● **Requirements**
Could you print every record below exactly as it appears?

● **Available data**
★ ★ ★ ★
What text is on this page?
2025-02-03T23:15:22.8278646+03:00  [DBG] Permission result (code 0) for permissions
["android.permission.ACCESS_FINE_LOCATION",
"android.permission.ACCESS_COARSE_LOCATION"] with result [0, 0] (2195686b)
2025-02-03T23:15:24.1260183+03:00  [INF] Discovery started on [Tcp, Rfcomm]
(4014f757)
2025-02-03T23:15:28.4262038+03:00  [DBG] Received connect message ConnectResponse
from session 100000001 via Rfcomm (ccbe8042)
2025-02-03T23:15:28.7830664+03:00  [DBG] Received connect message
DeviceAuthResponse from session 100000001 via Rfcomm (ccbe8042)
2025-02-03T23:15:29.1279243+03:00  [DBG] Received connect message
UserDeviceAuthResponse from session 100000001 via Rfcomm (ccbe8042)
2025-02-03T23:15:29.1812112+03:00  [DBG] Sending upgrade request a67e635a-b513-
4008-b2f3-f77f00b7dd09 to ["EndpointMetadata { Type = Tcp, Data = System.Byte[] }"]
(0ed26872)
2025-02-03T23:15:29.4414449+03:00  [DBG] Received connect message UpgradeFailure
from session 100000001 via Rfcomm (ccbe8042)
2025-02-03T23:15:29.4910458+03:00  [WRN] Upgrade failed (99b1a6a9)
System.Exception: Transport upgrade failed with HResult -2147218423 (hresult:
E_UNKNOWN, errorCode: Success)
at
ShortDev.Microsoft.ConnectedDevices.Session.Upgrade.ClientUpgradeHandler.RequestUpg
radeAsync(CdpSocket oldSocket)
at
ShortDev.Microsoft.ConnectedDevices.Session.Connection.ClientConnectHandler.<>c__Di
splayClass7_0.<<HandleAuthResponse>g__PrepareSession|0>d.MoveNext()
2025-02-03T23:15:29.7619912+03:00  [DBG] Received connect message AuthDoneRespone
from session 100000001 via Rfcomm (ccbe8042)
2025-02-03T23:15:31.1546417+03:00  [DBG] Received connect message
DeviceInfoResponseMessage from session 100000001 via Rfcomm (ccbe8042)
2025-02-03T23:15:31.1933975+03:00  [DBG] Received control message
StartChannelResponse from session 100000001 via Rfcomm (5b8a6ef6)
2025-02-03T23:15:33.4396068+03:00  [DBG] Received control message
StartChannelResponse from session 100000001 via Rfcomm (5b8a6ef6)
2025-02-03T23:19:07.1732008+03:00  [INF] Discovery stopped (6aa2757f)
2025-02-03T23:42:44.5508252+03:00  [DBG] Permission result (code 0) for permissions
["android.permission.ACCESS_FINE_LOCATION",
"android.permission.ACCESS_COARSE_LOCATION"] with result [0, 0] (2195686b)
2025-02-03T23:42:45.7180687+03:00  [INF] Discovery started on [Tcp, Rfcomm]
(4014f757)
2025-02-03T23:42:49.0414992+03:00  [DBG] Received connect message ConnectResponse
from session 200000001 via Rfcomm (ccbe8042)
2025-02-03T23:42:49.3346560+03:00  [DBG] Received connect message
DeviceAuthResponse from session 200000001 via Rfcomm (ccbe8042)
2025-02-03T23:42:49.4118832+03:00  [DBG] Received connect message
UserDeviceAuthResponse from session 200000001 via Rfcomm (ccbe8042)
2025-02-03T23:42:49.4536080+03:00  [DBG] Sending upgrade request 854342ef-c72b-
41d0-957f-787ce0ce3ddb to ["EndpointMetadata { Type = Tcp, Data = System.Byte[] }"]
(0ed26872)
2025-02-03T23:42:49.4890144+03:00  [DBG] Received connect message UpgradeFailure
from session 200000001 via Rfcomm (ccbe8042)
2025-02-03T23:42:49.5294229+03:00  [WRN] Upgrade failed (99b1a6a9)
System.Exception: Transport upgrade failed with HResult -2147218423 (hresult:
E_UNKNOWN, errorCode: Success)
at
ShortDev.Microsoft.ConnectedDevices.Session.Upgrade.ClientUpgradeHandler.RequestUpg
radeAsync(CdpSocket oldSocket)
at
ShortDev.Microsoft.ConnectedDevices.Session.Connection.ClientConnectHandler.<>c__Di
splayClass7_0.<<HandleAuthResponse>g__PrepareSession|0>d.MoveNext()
★ ★ ★ ★
● **Answer to this task**
What text is on this page?
2025-02-03T23:15:22.8278646+03:00  [DBG] Permission result (code 0) for permissions
["android.permission.ACCESS_FINE_LOCATION",
"android.permission.ACCESS_COARSE_LOCATION"] with result [0, 0] (2195686b)
2025-02-03T23:15:24.1260183+03:00  [INF] Discovery started on [Tcp, Rfcomm]
(4014f757)
2025-02-03T23:15:28.4262038+03:00  [DBG] Received connect message ConnectResponse
from session 100000001 via Rfcomm (ccbe8042)
2025-02-03T23:15:28.7830664+03:00  [DBG] Received connect message
DeviceAuthResponse from session 100000001 via Rfcomm (ccbe8042)
2025-02-03T23:15:29.1279243+03:00  [DBG] Received connect message
UserDeviceAuthResponse from session 100000001 via Rfcomm (ccbe8042)
2025-02-03T23:15:29.1812112+03:00  [DBG] Sending upgrade request a67e635a-b513-
4008-b2f3-f77f00b7dd09 to ["EndpointMetadata { Type = Tcp, Data = System.Byte[] }"]
(0ed26872)
2025-02-03T23:15:29.4414449+03:00  [DBG] Received connect message UpgradeFailure
from session 100000001 via Rfcomm (ccbe8042)
2025-02-03T23:15:29.4910458+03:00  [WRN] Upgrade failed (99b1a6a9)
System.Exception: Transport upgrade failed with HResult -2147218423 (hresult:
E_UNKNOWN, errorCode: Success)
at
ShortDev.Microsoft.ConnectedDevices.Session.Upgrade.ClientUpgradeHandler.RequestUpg
radeAsync(CdpSocket oldSocket)
at
ShortDev.Microsoft.ConnectedDevices.Session.Connection.ClientConnectHandler.<>c__Di
splayClass7_0.<<HandleAuthResponse>g__PrepareSession|0>d.MoveNext()
2025-02-03T23:15:29.7619912+03:00  [DBG] Received connect message AuthDoneRespone
from session 100000001 via Rfcomm (ccbe8042)
2025-02-03T23:15:31.1546417+03:00  [DBG] Received connect message
DeviceInfoResponseMessage from session 100000001 via Rfcomm (ccbe8042)
2025-02-03T23:15:31.1933975+03:00  [DBG] Received control message
StartChannelResponse from session 100000001 via Rfcomm (5b8a6ef6)
2025-02-03T23:15:33.4396068+03:00  [DBG] Received control message
StartChannelResponse from session 100000001 via Rfcomm (5b8a6ef6)
2025-02-03T23:19:07.1732008+03:00  [INF] Discovery stopped (6aa2757f)
2025-02-03T23:42:44.5508252+03:00  [DBG] Permission result (code 0) for permissions
["android.permission.ACCESS_FINE_LOCATION",
"android.permission.ACCESS_COARSE_LOCATION"] with result [0, 0] (2195686b)
2025-02-03T23:42:45.7180687+03:00  [INF] Discovery started on [Tcp, Rfcomm]
(4014f757)
2025-02-03T23:42:49.0414992+03:00  [DBG] Received connect message ConnectResponse
from session 200000001 via Rfcomm (ccbe8042)
2025-02-03T23:42:49.3346560+03:00  [DBG] Received connect message
DeviceAuthResponse from session 200000001 via Rfcomm (ccbe8042)
2025-02-03T23:42:49.4118832+03:00  [DBG] Received connect message
UserDeviceAuthResponse from session 200000001 via Rfcomm (ccbe8042)
2025-02-03T23:42:49.4536080+03:00  [DBG] Sending upgrade request 854342ef-c72b-
41d0-957f-787ce0ce3ddb to ["EndpointMetadata { Type = Tcp, Data = System.Byte[] }"]
(0ed26872)
2025-02-03T23:42:49.4890144+03:00  [DBG] Received connect message UpgradeFailure
from session 200000001 via Rfcomm (ccbe8042)
2025-02-03T23:42:49.5294229+03:00  [WRN] Upgrade failed (99b1a6a9)
System.Exception: Transport upgrade failed with HResult -2147218423 (hresult:
E_UNKNOWN, errorCode: Success)
at
ShortDev.Microsoft.ConnectedDevices.Session.Upgrade.ClientUpgradeHandler.RequestUpg
radeAsync(CdpSocket oldSocket)
at
ShortDev.Microsoft.ConnectedDevices.Session.Connection.ClientConnectHandler.<>c__Di
splayClass7_0.<<HandleAuthResponse>g__PrepareSession|0>d.MoveNext()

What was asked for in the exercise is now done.